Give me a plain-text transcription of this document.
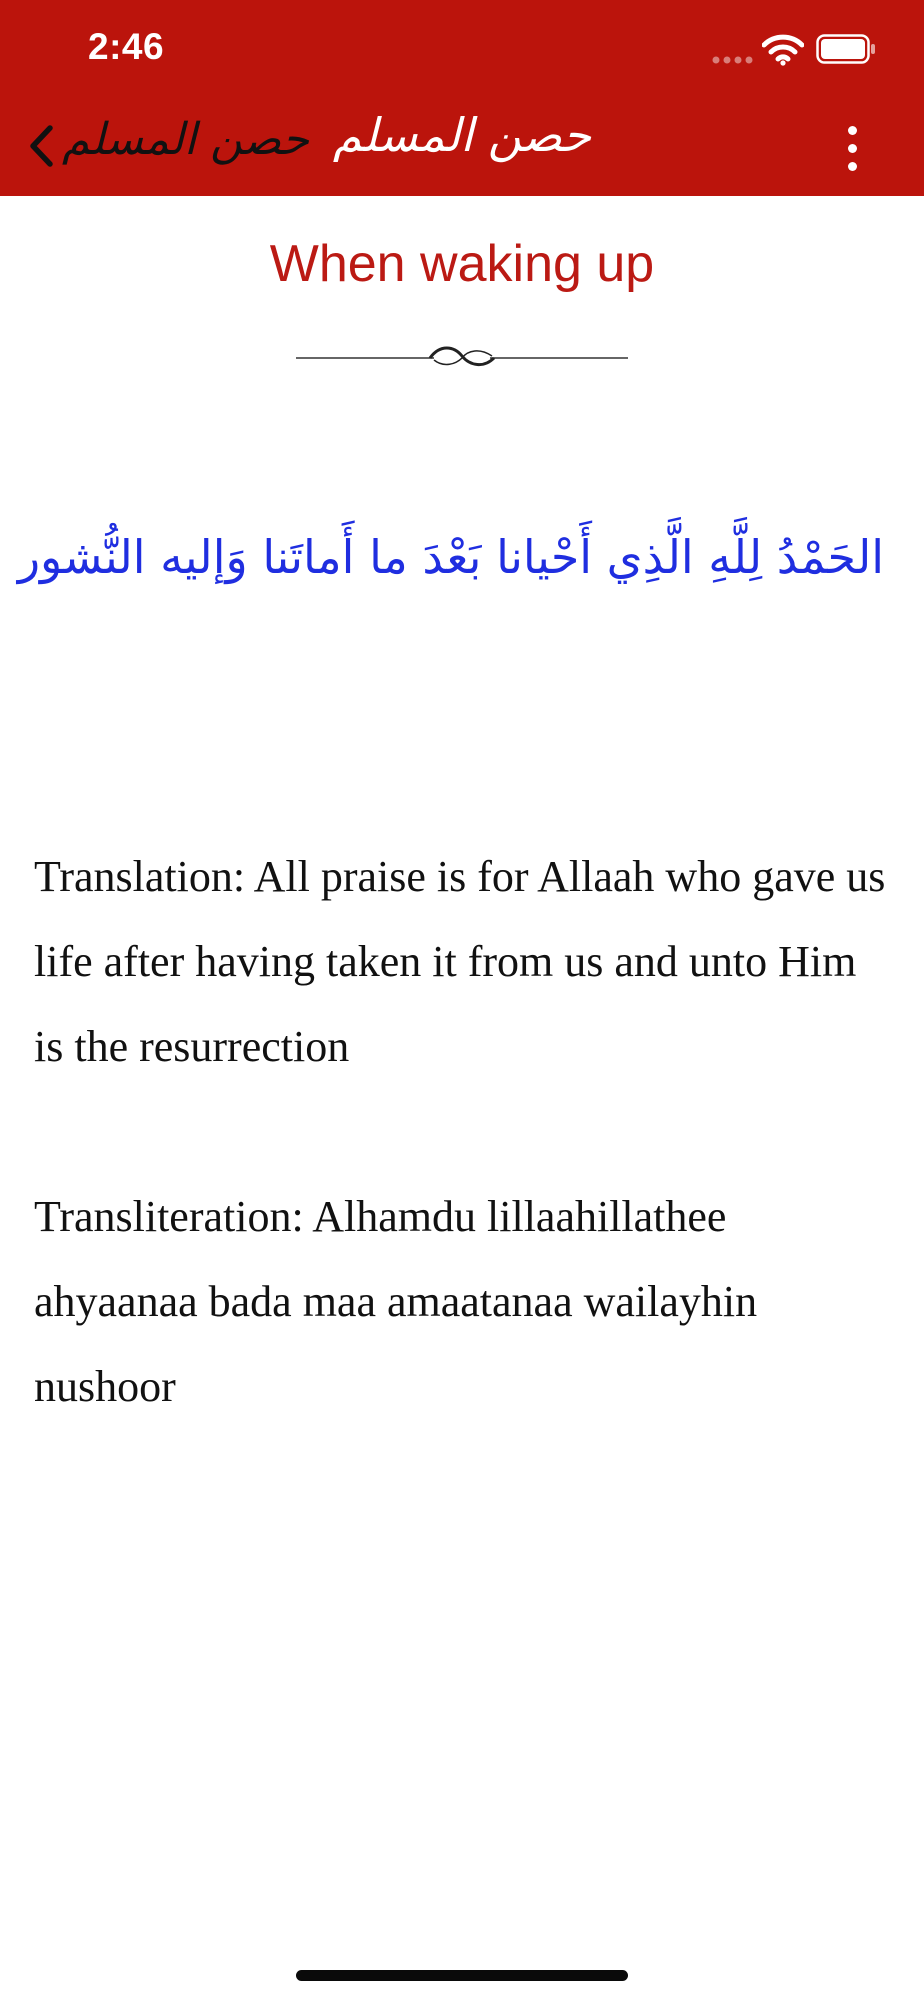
2:46
حصن المسلم حصن المسلم
When waking up
الحَمْدُ لِلَّهِ الَّذِي أَحْيانا بَعْدَ ما أَماتَنا وَإليه النُّشور
Translation: All praise is for Allaah who gave us life after having taken it from us and unto Him is the resurrection
Transliteration: Alhamdu lillaahillathee ahyaanaa bada maa amaatanaa wailayhin nushoor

Job: All the lines above are to be given again exactly as they read, with the pictures removed.

Task answer:
Give me a plain-text transcription of this document.
2:46
حصن المسلم حصن المسلم
When waking up
الحَمْدُ لِلَّهِ الَّذِي أَحْيانا بَعْدَ ما أَماتَنا وَإليه النُّشور
Translation: All praise is for Allaah who gave us life after having taken it from us and unto Him is the resurrection
Transliteration: Alhamdu lillaahillathee ahyaanaa bada maa amaatanaa wailayhin nushoor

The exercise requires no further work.